## ENTRIES SHOWN
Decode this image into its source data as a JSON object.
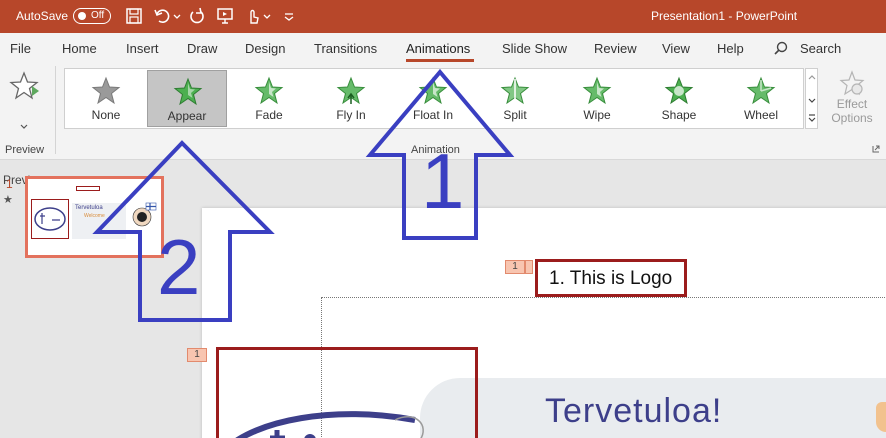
{
  "titlebar": {
    "autosave_label": "AutoSave",
    "autosave_state": "Off",
    "window_title": "Presentation1  -  PowerPoint"
  },
  "tabs": [
    {
      "label": "File"
    },
    {
      "label": "Home"
    },
    {
      "label": "Insert"
    },
    {
      "label": "Draw"
    },
    {
      "label": "Design"
    },
    {
      "label": "Transitions"
    },
    {
      "label": "Animations"
    },
    {
      "label": "Slide Show"
    },
    {
      "label": "Review"
    },
    {
      "label": "View"
    },
    {
      "label": "Help"
    }
  ],
  "search_label": "Search",
  "ribbon": {
    "preview_label": "Preview",
    "preview_group": "Preview",
    "animation_group": "Animation",
    "effects": [
      "None",
      "Appear",
      "Fade",
      "Fly In",
      "Float In",
      "Split",
      "Wipe",
      "Shape",
      "Wheel"
    ],
    "selected_effect": "Appear",
    "effect_options_line1": "Effect",
    "effect_options_line2": "Options"
  },
  "slide_pane": {
    "slide_number": "1",
    "star": "★",
    "thumb_welcome": "Tervetuloa",
    "thumb_sub": "Welcome"
  },
  "slide": {
    "tag_logo": "1",
    "tag_left": "1",
    "logo_label": "1. This is Logo",
    "welcome_text": "Tervetuloa!"
  },
  "annotations": {
    "arrow1_number": "1",
    "arrow2_number": "2"
  },
  "colors": {
    "accent": "#b7472a",
    "highlight_box": "#9b1c1c",
    "arrow": "#3a3fc1",
    "star_green": "#4caf50"
  }
}
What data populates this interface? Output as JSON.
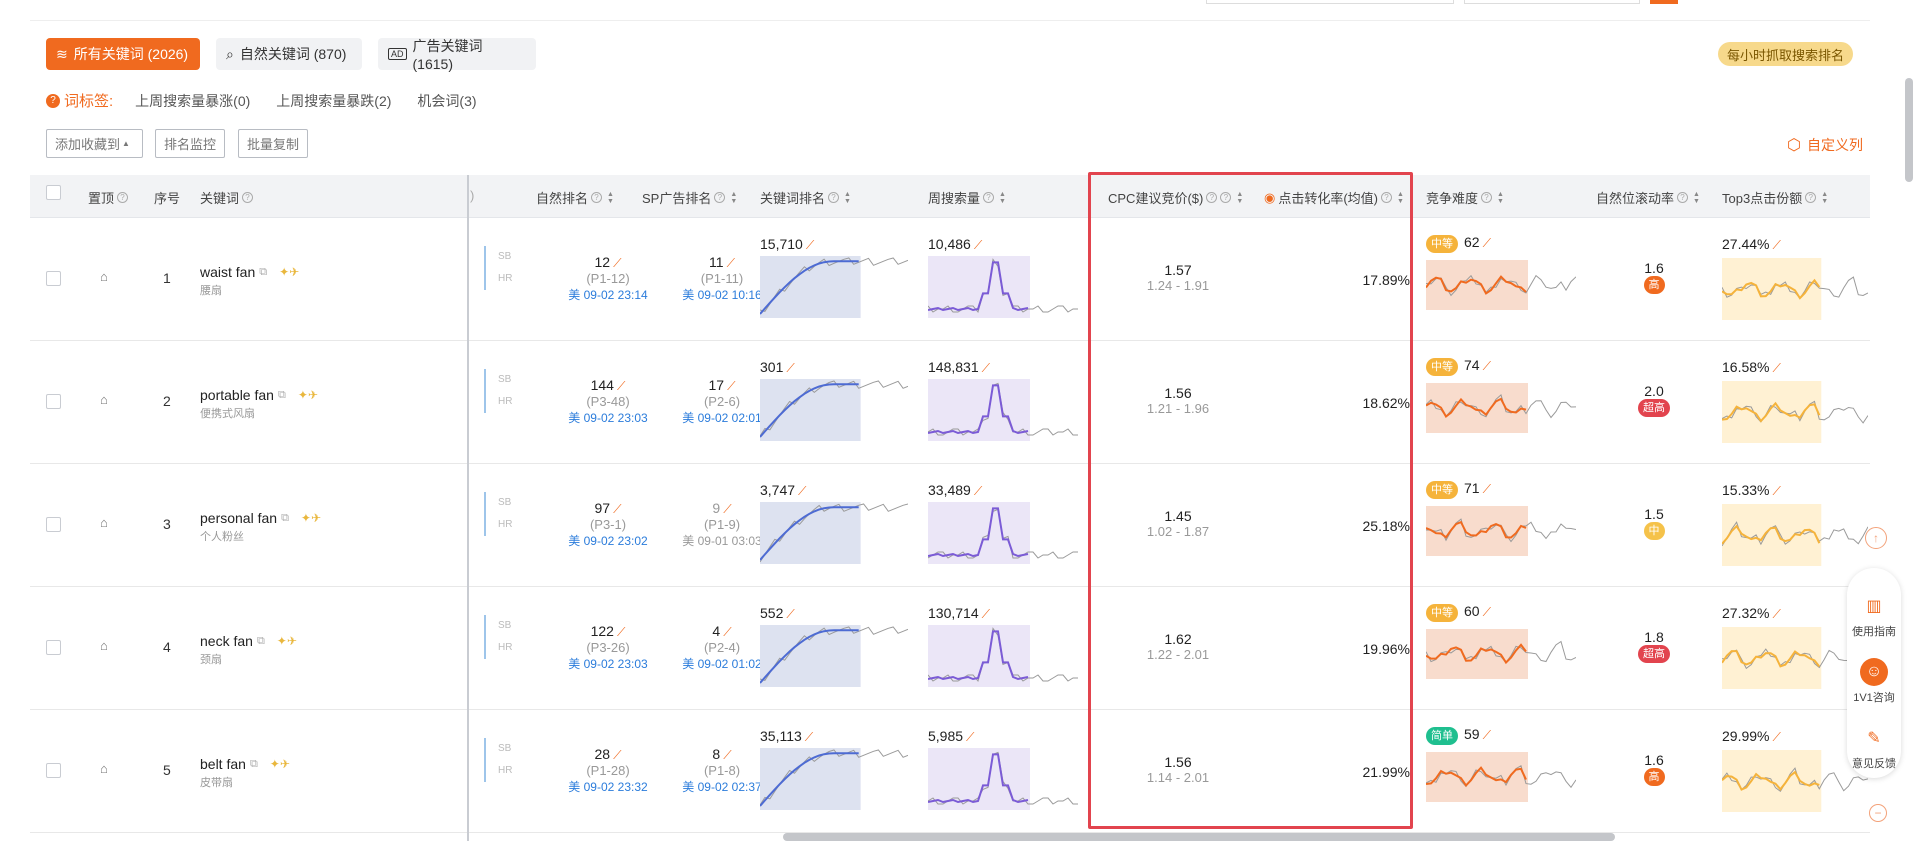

## EXERCISE INSTRUCTIONS
Exclude every picture and copy the remaining data exactly.

## TASK RESULT
Decode this image into its source data as a JSON object.
{
  "titlebar": {
    "autosave_label": "AutoSave",
    "autosave_state": "Off",
    "window_title": "Presentation1  -  PowerPoint"
  },
  "tabs": [
    {
      "label": "File"
    },
    {
      "label": "Home"
    },
    {
      "label": "Insert"
    },
    {
      "label": "Draw"
    },
    {
      "label": "Design"
    },
    {
      "label": "Transitions"
    },
    {
      "label": "Animations"
    },
    {
      "label": "Slide Show"
    },
    {
      "label": "Review"
    },
    {
      "label": "View"
    },
    {
      "label": "Help"
    }
  ],
  "search_label": "Search",
  "ribbon": {
    "preview_label": "Preview",
    "preview_group": "Preview",
    "animation_group": "Animation",
    "effects": [
      "None",
      "Appear",
      "Fade",
      "Fly In",
      "Float In",
      "Split",
      "Wipe",
      "Shape",
      "Wheel"
    ],
    "selected_effect": "Appear",
    "effect_options_line1": "Effect",
    "effect_options_line2": "Options"
  },
  "slide_pane": {
    "slide_number": "1",
    "star": "★",
    "thumb_welcome": "Tervetuloa",
    "thumb_sub": "Welcome"
  },
  "slide": {
    "tag_logo": "1",
    "tag_left": "1",
    "logo_label": "1. This is Logo",
    "welcome_text": "Tervetuloa!"
  },
  "annotations": {
    "arrow1_number": "1",
    "arrow2_number": "2"
  },
  "colors": {
    "accent": "#b7472a",
    "highlight_box": "#9b1c1c",
    "arrow": "#3a3fc1",
    "star_green": "#4caf50"
  }
}
What data populates this interface? Output as JSON.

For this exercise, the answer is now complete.